-- START RECORDS FOR THE EXERCISE --

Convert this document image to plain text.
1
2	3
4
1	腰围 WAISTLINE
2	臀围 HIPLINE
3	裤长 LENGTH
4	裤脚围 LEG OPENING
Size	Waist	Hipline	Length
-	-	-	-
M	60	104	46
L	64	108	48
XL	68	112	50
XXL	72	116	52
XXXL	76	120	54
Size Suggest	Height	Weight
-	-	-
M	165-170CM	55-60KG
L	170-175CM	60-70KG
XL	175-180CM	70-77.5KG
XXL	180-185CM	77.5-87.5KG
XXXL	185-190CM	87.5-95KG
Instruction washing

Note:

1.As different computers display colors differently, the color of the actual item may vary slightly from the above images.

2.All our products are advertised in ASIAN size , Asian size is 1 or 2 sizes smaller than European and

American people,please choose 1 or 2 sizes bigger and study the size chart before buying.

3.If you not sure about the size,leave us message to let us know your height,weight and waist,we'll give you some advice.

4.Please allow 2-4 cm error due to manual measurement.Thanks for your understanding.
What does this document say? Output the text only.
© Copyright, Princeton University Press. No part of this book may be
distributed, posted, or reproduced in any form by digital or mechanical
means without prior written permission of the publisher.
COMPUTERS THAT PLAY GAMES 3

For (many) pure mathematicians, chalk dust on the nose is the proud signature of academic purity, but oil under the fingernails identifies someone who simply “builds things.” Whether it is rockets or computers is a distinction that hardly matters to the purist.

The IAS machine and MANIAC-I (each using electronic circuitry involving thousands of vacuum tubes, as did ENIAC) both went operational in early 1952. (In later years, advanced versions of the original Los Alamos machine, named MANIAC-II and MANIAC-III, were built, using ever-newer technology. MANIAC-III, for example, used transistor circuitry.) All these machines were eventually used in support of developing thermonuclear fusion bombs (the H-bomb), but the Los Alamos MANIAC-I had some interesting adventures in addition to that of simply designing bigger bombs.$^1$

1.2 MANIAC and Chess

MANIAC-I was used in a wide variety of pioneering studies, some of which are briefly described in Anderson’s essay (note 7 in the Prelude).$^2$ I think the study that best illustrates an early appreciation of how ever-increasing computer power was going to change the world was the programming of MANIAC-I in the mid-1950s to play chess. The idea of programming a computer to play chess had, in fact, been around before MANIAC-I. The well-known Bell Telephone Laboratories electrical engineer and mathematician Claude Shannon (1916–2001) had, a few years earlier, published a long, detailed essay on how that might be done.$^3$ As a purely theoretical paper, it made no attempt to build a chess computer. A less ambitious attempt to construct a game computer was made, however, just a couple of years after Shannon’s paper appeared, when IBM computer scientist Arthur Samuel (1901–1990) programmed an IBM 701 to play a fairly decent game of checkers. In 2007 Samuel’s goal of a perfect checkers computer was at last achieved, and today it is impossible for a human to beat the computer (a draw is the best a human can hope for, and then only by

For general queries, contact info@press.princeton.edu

-- END RECORDS FOR THE EXERCISE --

> _SET TASK_: Return each line where "text" shows up.

> _OUTPUT BELOW_:
Convert this document image to plain text.
What does this document say? Output the text only.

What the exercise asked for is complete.